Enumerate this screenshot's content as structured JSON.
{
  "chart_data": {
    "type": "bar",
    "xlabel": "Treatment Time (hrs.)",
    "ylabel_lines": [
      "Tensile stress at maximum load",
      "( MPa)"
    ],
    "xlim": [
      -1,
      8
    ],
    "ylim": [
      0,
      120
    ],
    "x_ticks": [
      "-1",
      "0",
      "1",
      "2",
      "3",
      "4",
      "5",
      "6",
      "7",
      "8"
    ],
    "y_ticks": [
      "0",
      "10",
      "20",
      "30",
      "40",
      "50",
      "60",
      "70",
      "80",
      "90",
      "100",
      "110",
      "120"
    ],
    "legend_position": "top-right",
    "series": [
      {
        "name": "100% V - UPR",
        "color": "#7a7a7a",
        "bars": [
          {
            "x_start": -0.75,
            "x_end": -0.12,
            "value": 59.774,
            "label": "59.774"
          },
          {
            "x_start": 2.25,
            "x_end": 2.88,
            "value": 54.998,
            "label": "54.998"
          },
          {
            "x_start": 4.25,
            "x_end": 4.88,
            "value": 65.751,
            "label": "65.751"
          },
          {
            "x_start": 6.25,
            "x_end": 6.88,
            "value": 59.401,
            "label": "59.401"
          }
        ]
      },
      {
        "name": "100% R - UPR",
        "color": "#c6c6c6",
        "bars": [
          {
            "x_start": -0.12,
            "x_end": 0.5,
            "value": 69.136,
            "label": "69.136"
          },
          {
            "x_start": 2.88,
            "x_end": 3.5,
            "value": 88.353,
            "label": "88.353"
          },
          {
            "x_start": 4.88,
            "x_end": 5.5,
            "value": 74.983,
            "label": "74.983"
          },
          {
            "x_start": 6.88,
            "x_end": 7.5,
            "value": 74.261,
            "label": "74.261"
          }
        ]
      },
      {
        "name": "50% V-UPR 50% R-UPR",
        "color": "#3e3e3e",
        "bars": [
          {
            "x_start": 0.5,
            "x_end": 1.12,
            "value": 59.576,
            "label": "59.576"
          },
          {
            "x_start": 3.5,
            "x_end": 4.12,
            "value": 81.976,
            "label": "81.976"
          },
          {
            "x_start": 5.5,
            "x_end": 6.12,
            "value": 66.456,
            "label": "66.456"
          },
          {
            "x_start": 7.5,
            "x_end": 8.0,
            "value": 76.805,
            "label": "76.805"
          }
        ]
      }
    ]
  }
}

---*---

_GIVEN TASK_
Pull out all lines of the data with the string "value".

_RESULT FOR THIS TASK_
            "value": 59.774,
            "value": 54.998,
            "value": 65.751,
            "value": 59.401,
            "value": 69.136,
            "value": 88.353,
            "value": 74.983,
            "value": 74.261,
            "value": 59.576,
            "value": 81.976,
            "value": 66.456,
            "value": 76.805,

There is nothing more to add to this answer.